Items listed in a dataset

##############################

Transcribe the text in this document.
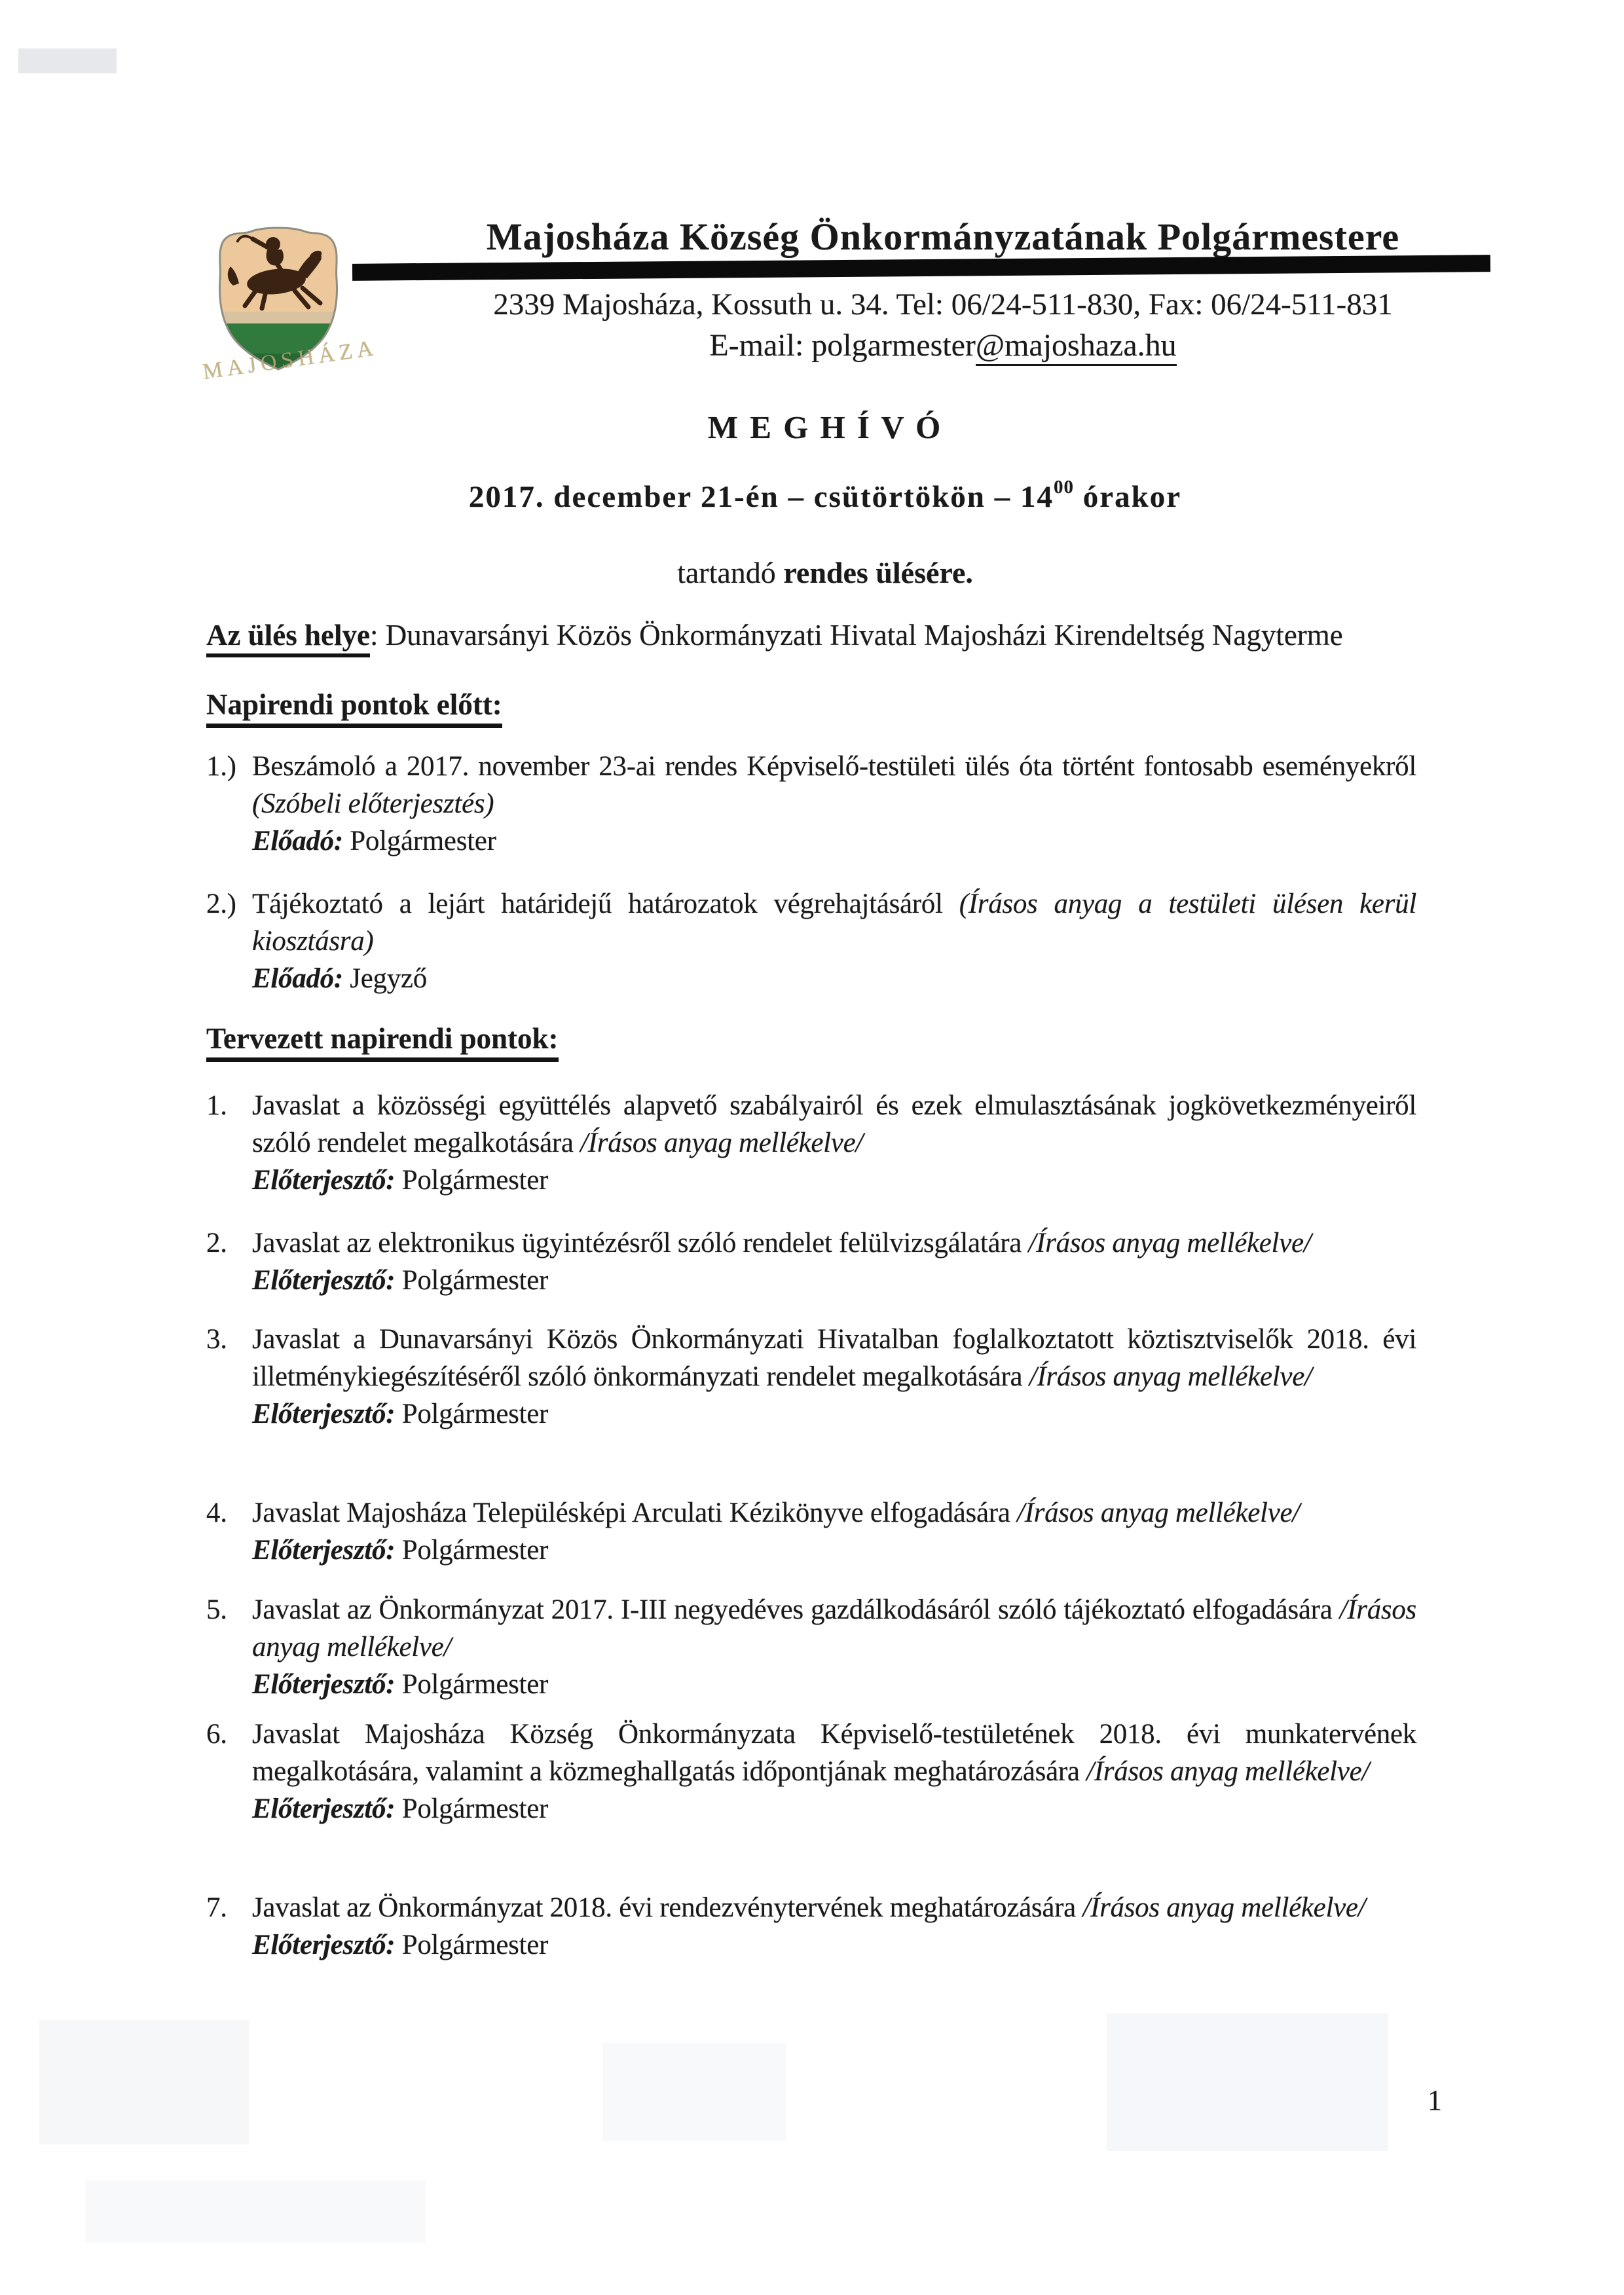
MAJOSHÁZA
Majosháza Község Önkormányzatának Polgármestere
2339 Majosháza, Kossuth u. 34. Tel: 06/24-511-830, Fax: 06/24-511-831
E-mail: polgarmester@majoshaza.hu
M E G H Í V Ó
2017. december 21-én – csütörtökön – $14^{00}$ órakor
tartandó rendes ülésére.
Az ülés helye: Dunavarsányi Közös Önkormányzati Hivatal Majosházi Kirendeltség Nagyterme
Napirendi pontok előtt:
1.) Beszámoló a 2017. november 23-ai rendes Képviselő-testületi ülés óta történt fontosabb eseményekről (Szóbeli előterjesztés)

Előadó: Polgármester

2.) Tájékoztató a lejárt határidejű határozatok végrehajtásáról (Írásos anyag a testületi ülésen kerül kiosztásra)

Előadó: Jegyző

Tervezett napirendi pontok:
1. Javaslat a közösségi együttélés alapvető szabályairól és ezek elmulasztásának jogkövetkezményeiről szóló rendelet megalkotására /Írásos anyag mellékelve/

Előterjesztő: Polgármester

2. Javaslat az elektronikus ügyintézésről szóló rendelet felülvizsgálatára /Írásos anyag mellékelve/

Előterjesztő: Polgármester

3. Javaslat a Dunavarsányi Közös Önkormányzati Hivatalban foglalkoztatott köztisztviselők 2018. évi illetménykiegészítéséről szóló önkormányzati rendelet megalkotására /Írásos anyag mellékelve/

Előterjesztő: Polgármester

4. Javaslat Majosháza Településképi Arculati Kézikönyve elfogadására /Írásos anyag mellékelve/

Előterjesztő: Polgármester

5. Javaslat az Önkormányzat 2017. I-III negyedéves gazdálkodásáról szóló tájékoztató elfogadására /Írásos anyag mellékelve/

Előterjesztő: Polgármester

6. Javaslat Majosháza Község Önkormányzata Képviselő-testületének 2018. évi munkatervének megalkotására, valamint a közmeghallgatás időpontjának meghatározására /Írásos anyag mellékelve/

Előterjesztő: Polgármester

7. Javaslat az Önkormányzat 2018. évi rendezvénytervének meghatározására /Írásos anyag mellékelve/

Előterjesztő: Polgármester

1
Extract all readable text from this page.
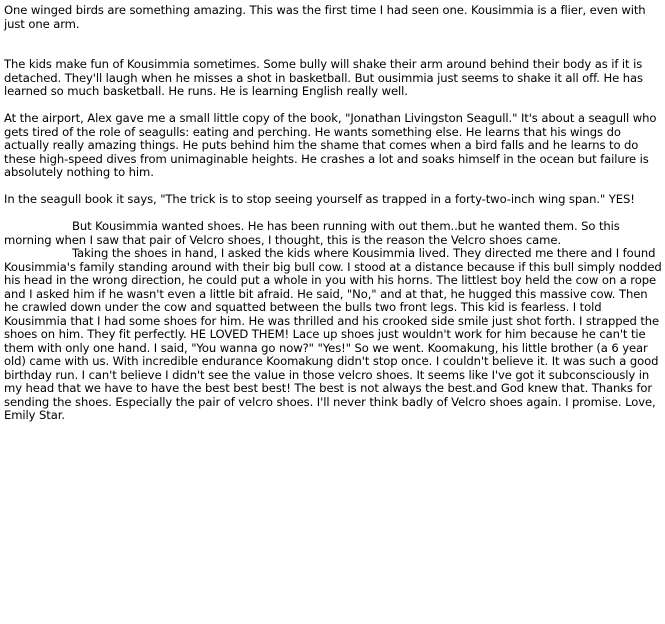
One winged birds are something amazing. This was the first time I had seen one. Kousimmia is a flier, even with just one arm.

The kids make fun of Kousimmia sometimes. Some bully will shake their arm around behind their body as if it is detached. They'll laugh when he misses a shot in basketball. But ousimmia just seems to shake it all off. He has learned so much basketball. He runs. He is learning English really well.

At the airport, Alex gave me a small little copy of the book, "Jonathan Livingston Seagull." It's about a seagull who gets tired of the role of seagulls: eating and perching. He wants something else. He learns that his wings do actually really amazing things. He puts behind him the shame that comes when a bird falls and he learns to do these high-speed dives from unimaginable heights. He crashes a lot and soaks himself in the ocean but failure is absolutely nothing to him.

In the seagull book it says, "The trick is to stop seeing yourself as trapped in a forty-two-inch wing span." YES!

But Kousimmia wanted shoes. He has been running with out them..but he wanted them. So this morning when I saw that pair of Velcro shoes, I thought, this is the reason the Velcro shoes came.

Taking the shoes in hand, I asked the kids where Kousimmia lived. They directed me there and I found Kousimmia's family standing around with their big bull cow. I stood at a distance because if this bull simply nodded his head in the wrong direction, he could put a whole in you with his horns. The littlest boy held the cow on a rope and I asked him if he wasn't even a little bit afraid. He said, "No," and at that, he hugged this massive cow. Then he crawled down under the cow and squatted between the bulls two front legs. This kid is fearless. I told Kousimmia that I had some shoes for him. He was thrilled and his crooked side smile just shot forth. I strapped the shoes on him. They fit perfectly. HE LOVED THEM! Lace up shoes just wouldn't work for him because he can't tie them with only one hand. I said, "You wanna go now?" "Yes!" So we went. Koomakung, his little brother (a 6 year old) came with us. With incredible endurance Koomakung didn't stop once. I couldn't believe it. It was such a good birthday run. I can't believe I didn't see the value in those velcro shoes. It seems like I've got it subconsciously in my head that we have to have the best best best! The best is not always the best.and God knew that. Thanks for sending the shoes. Especially the pair of velcro shoes. I'll never think badly of Velcro shoes again. I promise. Love, Emily Star.
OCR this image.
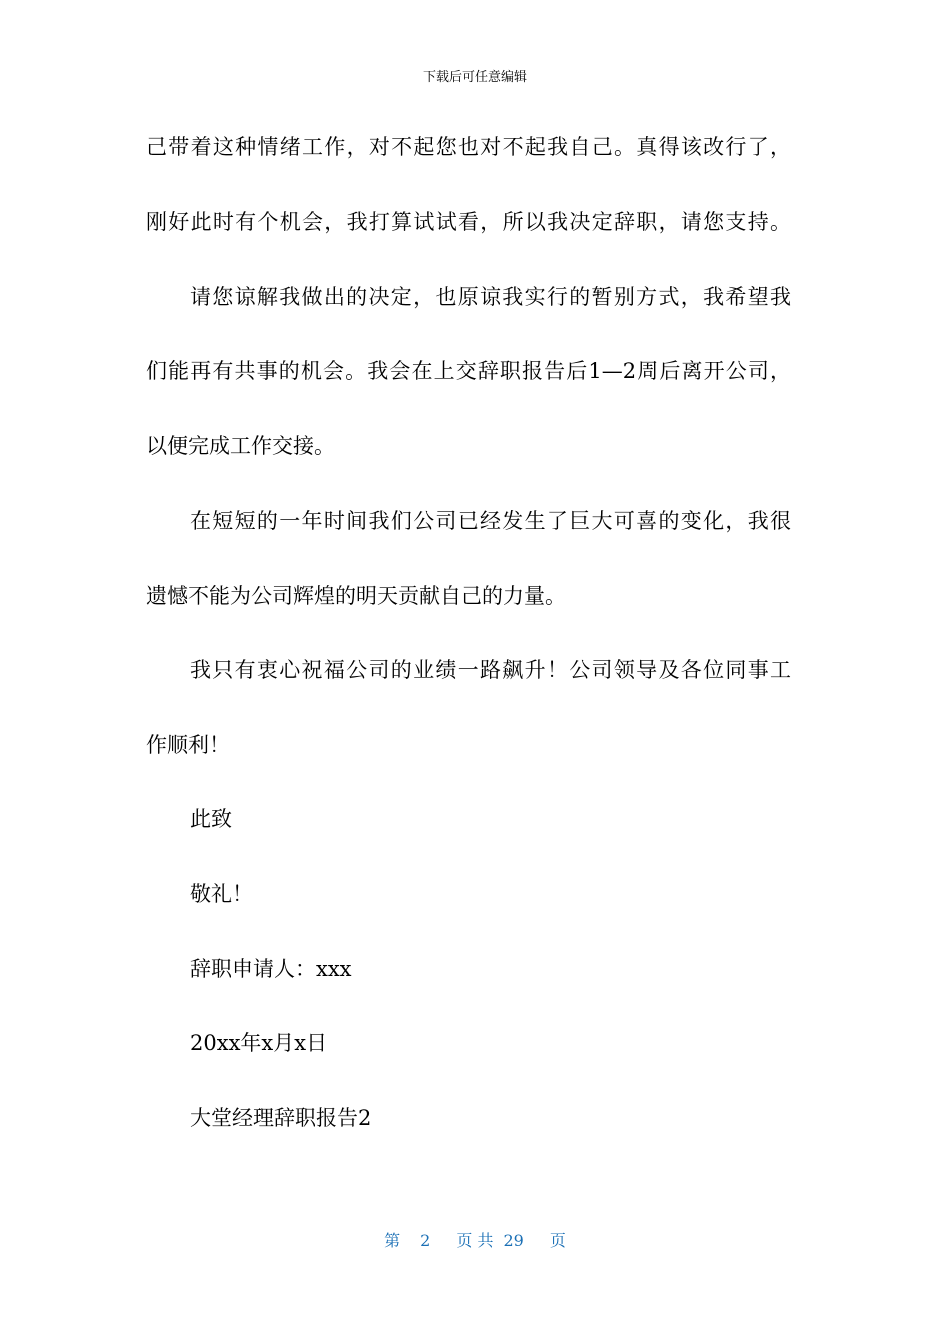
下载后可任意编辑
己带着这种情绪工作，对不起您也对不起我自己。真得该改行了，
刚好此时有个机会，我打算试试看，所以我决定辞职，请您支持。
请您谅解我做出的决定，也原谅我实行的暂别方式，我希望我
们能再有共事的机会。我会在上交辞职报告后1—2周后离开公司，
以便完成工作交接。
在短短的一年时间我们公司已经发生了巨大可喜的变化，我很
遗憾不能为公司辉煌的明天贡献自己的力量。
我只有衷心祝福公司的业绩一路飙升！公司领导及各位同事工
作顺利！
此致
敬礼！
辞职申请人：xxx
20xx年x月x日
大堂经理辞职报告2
第 2 页 共 29 页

##############################

▸ What this task involves
Reproduce, word for word, every line from the one that contains "OCR this image." to the end of the data, including both ends; omit all pictures.

▸ Result of this task
OCR this image.
下载后可任意编辑
己带着这种情绪工作，对不起您也对不起我自己。真得该改行了，
刚好此时有个机会，我打算试试看，所以我决定辞职，请您支持。
请您谅解我做出的决定，也原谅我实行的暂别方式，我希望我
们能再有共事的机会。我会在上交辞职报告后1—2周后离开公司，
以便完成工作交接。
在短短的一年时间我们公司已经发生了巨大可喜的变化，我很
遗憾不能为公司辉煌的明天贡献自己的力量。
我只有衷心祝福公司的业绩一路飙升！公司领导及各位同事工
作顺利！
此致
敬礼！
辞职申请人：xxx
20xx年x月x日
大堂经理辞职报告2
第 2 页 共 29 页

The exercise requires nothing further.